Write out the records below once more, exactly as they stand.

Records provided Start Marker

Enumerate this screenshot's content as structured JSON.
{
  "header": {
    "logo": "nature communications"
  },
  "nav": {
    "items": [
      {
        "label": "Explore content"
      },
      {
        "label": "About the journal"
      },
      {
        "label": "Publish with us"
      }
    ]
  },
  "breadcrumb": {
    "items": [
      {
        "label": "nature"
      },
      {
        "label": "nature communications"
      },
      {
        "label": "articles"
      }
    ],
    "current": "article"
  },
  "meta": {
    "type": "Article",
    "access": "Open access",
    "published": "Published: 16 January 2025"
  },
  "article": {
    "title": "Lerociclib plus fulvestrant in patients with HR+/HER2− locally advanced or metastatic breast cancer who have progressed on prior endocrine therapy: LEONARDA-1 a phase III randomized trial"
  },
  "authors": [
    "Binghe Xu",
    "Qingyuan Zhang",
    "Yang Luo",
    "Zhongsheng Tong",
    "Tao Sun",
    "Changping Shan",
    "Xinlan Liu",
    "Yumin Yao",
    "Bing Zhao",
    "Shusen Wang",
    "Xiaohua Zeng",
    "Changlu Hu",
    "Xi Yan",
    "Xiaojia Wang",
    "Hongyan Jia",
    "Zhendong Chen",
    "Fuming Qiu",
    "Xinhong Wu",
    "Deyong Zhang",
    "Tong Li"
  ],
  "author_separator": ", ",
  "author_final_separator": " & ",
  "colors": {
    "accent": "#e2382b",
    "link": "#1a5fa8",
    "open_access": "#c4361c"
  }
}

Records provided End Marker

Response to the exercise.
Enumerate this screenshot's content as structured JSON.
{
  "header": {
    "logo": "nature communications"
  },
  "nav": {
    "items": [
      {
        "label": "Explore content"
      },
      {
        "label": "About the journal"
      },
      {
        "label": "Publish with us"
      }
    ]
  },
  "breadcrumb": {
    "items": [
      {
        "label": "nature"
      },
      {
        "label": "nature communications"
      },
      {
        "label": "articles"
      }
    ],
    "current": "article"
  },
  "meta": {
    "type": "Article",
    "access": "Open access",
    "published": "Published: 16 January 2025"
  },
  "article": {
    "title": "Lerociclib plus fulvestrant in patients with HR+/HER2− locally advanced or metastatic breast cancer who have progressed on prior endocrine therapy: LEONARDA-1 a phase III randomized trial"
  },
  "authors": [
    "Binghe Xu",
    "Qingyuan Zhang",
    "Yang Luo",
    "Zhongsheng Tong",
    "Tao Sun",
    "Changping Shan",
    "Xinlan Liu",
    "Yumin Yao",
    "Bing Zhao",
    "Shusen Wang",
    "Xiaohua Zeng",
    "Changlu Hu",
    "Xi Yan",
    "Xiaojia Wang",
    "Hongyan Jia",
    "Zhendong Chen",
    "Fuming Qiu",
    "Xinhong Wu",
    "Deyong Zhang",
    "Tong Li"
  ],
  "author_separator": ", ",
  "author_final_separator": " & ",
  "colors": {
    "accent": "#e2382b",
    "link": "#1a5fa8",
    "open_access": "#c4361c"
  }
}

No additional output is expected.